SHORT EXERCISE
Copy each line with the word "stampa" in it.

TASK INPUT
[BEGIN]

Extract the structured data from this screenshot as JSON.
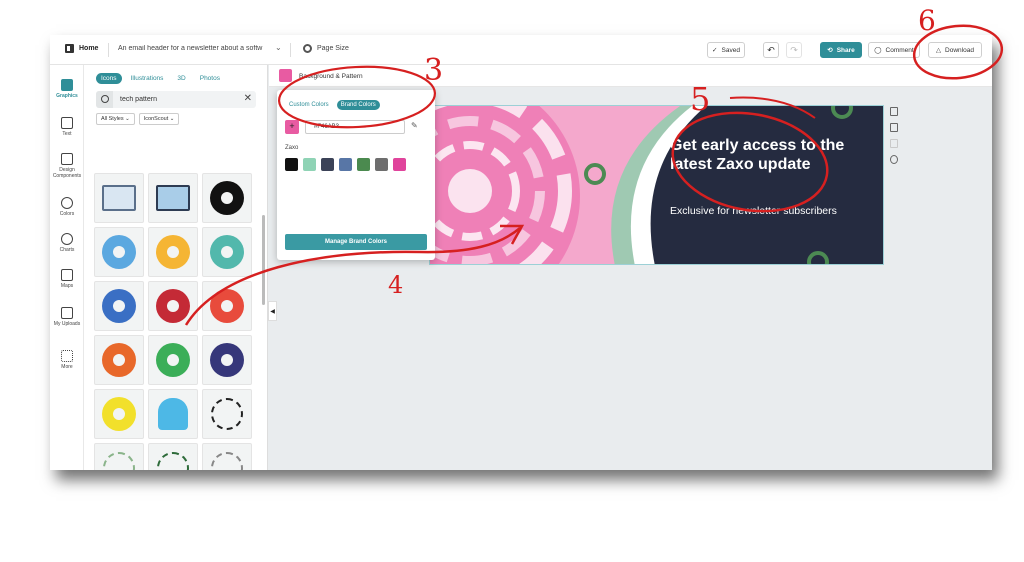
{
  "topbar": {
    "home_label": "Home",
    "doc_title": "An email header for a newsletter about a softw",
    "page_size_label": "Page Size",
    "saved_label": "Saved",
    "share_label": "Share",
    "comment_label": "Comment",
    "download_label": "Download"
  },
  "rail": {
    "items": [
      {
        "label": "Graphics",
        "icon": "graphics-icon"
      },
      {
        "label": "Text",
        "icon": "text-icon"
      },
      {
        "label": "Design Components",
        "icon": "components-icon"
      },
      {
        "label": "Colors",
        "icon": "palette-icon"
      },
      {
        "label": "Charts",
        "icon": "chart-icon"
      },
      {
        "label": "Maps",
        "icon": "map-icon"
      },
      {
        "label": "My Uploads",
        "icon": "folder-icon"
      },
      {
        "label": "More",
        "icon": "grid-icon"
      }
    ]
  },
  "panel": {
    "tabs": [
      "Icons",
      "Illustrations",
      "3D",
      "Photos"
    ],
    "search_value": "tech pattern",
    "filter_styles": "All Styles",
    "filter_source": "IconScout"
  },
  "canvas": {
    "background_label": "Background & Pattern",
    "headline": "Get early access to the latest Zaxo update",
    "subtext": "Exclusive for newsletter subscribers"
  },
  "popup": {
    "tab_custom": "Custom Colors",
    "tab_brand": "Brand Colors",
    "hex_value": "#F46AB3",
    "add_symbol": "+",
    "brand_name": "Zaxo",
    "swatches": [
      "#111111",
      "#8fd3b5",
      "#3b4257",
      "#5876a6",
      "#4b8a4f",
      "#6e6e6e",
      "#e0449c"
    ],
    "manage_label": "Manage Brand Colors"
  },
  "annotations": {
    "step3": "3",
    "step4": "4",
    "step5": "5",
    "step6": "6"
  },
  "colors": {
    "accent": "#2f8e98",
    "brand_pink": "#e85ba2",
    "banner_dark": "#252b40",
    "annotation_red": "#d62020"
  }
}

[END]
[BEGIN]

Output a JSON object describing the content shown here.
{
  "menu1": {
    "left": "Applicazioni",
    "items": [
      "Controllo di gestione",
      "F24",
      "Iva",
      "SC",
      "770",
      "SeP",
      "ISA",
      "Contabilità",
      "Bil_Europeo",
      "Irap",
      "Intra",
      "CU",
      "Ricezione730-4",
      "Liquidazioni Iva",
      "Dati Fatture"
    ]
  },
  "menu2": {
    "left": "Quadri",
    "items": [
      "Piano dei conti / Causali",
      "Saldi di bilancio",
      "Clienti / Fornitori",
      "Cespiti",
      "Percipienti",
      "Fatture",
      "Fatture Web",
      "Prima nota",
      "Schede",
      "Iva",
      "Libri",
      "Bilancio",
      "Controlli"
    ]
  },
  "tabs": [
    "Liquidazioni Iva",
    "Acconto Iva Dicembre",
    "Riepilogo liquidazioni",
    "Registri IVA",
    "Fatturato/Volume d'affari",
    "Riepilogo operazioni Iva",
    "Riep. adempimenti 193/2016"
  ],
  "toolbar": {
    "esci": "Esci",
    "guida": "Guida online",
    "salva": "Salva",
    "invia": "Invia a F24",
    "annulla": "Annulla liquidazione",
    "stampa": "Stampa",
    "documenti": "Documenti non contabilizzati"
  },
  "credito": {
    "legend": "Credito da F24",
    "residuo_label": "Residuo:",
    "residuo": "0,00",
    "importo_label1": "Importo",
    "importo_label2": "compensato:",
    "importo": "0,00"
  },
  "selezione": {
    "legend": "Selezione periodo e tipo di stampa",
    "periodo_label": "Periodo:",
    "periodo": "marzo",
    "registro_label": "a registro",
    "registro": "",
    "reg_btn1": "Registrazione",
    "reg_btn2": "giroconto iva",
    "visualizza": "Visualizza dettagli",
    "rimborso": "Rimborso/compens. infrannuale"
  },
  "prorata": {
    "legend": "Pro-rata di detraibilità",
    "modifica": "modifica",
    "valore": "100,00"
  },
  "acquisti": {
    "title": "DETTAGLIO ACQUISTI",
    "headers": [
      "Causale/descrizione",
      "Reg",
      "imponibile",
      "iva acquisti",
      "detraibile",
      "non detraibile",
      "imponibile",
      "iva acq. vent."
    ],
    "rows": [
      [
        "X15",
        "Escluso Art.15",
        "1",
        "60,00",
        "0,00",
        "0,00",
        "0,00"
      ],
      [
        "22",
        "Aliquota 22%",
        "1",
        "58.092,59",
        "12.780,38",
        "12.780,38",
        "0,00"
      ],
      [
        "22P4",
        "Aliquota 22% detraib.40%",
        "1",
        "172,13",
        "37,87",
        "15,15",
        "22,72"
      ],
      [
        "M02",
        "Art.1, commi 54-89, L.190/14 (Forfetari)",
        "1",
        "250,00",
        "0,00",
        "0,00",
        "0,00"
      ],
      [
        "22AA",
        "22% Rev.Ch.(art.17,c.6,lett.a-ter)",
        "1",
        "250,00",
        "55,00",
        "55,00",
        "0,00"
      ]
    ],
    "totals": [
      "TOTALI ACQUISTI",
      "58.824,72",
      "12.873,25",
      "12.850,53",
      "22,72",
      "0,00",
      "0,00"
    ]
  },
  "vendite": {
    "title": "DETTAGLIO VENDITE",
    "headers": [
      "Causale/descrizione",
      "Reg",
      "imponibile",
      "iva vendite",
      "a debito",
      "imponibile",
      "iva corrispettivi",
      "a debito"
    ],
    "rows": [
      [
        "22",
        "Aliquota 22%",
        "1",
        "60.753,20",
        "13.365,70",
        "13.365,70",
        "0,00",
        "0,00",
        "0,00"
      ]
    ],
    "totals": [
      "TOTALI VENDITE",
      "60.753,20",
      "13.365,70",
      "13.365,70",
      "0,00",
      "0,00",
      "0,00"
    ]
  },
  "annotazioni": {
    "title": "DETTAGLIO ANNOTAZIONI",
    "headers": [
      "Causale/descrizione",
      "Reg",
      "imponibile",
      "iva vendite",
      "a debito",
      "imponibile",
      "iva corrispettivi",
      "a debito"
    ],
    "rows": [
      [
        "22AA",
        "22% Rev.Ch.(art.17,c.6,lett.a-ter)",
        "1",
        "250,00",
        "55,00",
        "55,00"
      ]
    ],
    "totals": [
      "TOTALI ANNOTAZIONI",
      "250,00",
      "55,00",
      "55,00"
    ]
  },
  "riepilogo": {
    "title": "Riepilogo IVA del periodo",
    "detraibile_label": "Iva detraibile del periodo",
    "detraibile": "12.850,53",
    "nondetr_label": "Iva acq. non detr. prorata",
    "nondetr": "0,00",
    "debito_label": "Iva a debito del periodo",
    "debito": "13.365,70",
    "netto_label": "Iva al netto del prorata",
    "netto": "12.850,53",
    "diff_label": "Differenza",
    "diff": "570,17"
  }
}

[END]
[BEGIN]

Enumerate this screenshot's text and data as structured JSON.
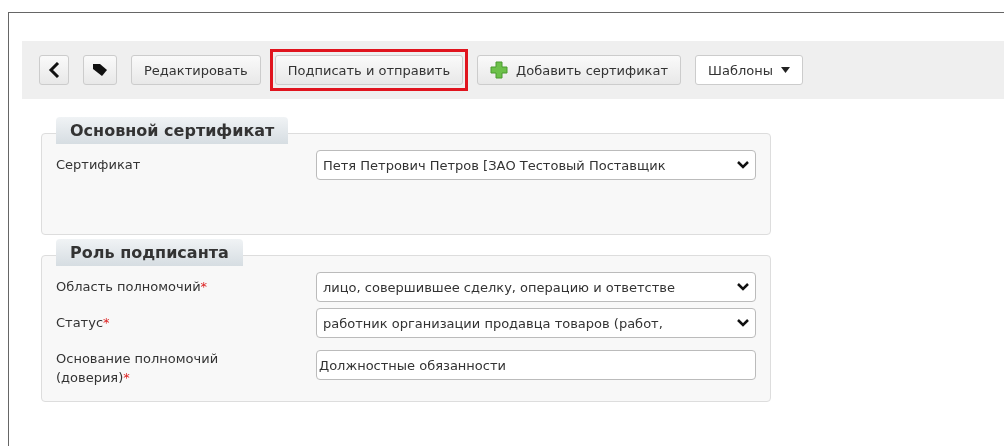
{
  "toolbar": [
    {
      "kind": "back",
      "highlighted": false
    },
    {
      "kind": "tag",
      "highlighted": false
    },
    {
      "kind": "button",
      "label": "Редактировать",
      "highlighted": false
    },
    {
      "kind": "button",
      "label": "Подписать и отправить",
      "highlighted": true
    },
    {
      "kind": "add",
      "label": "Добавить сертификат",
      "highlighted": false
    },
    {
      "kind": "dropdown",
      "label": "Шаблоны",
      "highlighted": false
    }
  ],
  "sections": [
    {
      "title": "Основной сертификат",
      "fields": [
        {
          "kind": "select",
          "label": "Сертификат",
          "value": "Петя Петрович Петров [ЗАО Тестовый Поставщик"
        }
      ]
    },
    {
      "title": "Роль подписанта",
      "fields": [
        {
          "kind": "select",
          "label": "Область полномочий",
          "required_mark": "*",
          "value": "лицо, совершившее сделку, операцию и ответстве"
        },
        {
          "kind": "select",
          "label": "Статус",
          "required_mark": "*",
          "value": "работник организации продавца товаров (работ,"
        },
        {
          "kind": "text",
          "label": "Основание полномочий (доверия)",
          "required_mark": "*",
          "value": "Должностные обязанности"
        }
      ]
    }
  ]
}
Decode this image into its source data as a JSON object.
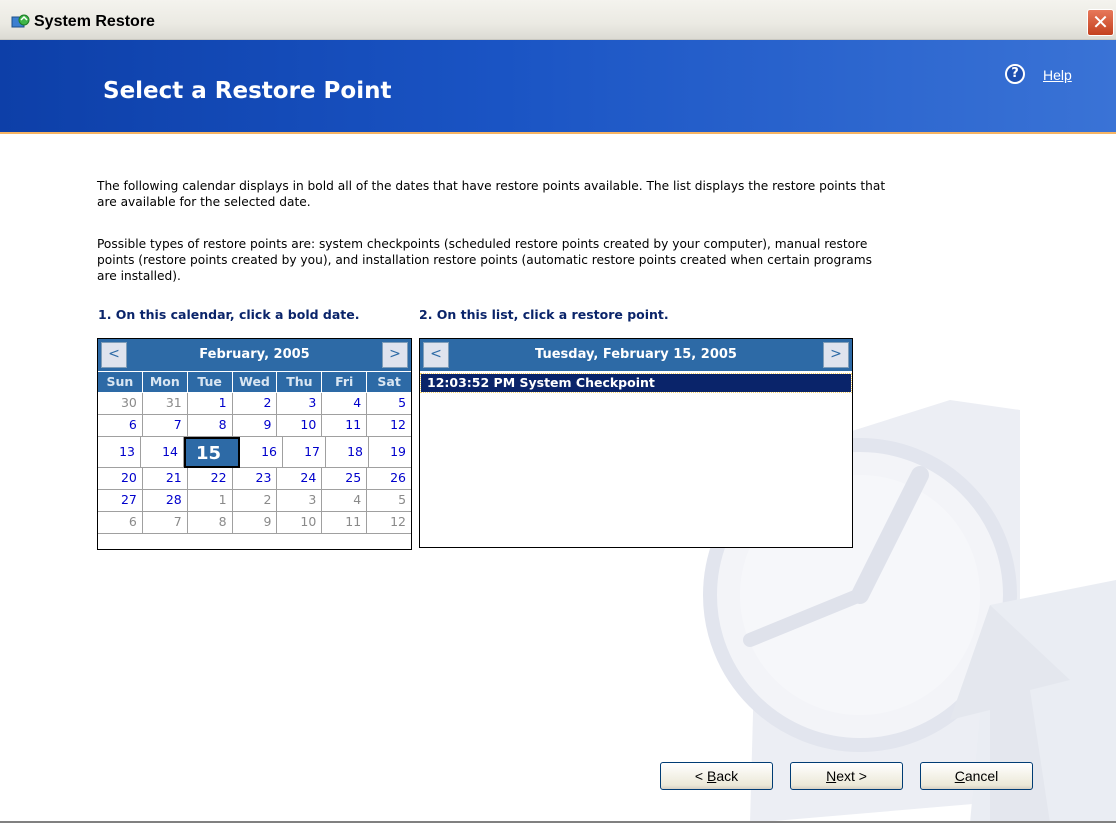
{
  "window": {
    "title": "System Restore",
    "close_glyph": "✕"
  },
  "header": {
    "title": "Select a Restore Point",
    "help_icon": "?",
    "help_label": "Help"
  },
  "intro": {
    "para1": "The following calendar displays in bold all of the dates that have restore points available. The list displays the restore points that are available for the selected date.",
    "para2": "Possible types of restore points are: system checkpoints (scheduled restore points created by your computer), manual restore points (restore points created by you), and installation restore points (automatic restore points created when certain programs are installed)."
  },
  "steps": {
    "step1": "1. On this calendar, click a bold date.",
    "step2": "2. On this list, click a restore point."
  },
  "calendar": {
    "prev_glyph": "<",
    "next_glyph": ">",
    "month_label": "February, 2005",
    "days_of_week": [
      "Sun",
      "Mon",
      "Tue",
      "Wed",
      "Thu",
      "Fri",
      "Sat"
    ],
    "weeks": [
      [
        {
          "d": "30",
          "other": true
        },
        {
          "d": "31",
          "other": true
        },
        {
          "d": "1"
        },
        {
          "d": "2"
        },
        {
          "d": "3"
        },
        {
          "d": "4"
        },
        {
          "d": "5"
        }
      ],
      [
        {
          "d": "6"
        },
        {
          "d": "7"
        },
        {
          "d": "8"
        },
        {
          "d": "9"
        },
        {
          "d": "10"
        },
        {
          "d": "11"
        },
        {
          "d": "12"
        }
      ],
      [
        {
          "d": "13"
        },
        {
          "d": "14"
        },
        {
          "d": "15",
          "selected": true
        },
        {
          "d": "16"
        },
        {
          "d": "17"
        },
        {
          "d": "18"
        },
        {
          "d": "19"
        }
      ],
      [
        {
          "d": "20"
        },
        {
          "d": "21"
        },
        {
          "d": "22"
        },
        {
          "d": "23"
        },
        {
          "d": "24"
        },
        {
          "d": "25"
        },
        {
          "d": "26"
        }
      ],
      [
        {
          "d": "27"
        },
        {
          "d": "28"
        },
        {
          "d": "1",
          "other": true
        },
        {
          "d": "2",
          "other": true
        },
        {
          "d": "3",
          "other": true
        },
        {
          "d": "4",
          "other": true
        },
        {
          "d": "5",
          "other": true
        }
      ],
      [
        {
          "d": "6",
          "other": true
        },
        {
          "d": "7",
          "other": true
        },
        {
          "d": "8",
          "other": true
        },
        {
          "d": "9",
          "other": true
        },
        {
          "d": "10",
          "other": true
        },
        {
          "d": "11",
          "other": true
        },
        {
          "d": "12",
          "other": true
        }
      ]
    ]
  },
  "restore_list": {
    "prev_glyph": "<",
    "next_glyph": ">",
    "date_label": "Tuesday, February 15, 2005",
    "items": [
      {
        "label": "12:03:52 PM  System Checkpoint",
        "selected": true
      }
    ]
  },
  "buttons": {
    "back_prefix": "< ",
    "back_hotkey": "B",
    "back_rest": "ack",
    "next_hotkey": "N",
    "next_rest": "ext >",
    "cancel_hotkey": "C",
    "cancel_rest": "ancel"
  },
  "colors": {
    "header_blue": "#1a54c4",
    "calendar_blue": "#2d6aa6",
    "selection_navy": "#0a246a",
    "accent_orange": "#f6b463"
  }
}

[END]

REPLY
    "stampa": "Stampa",
    "legend": "Selezione periodo e tipo di stampa",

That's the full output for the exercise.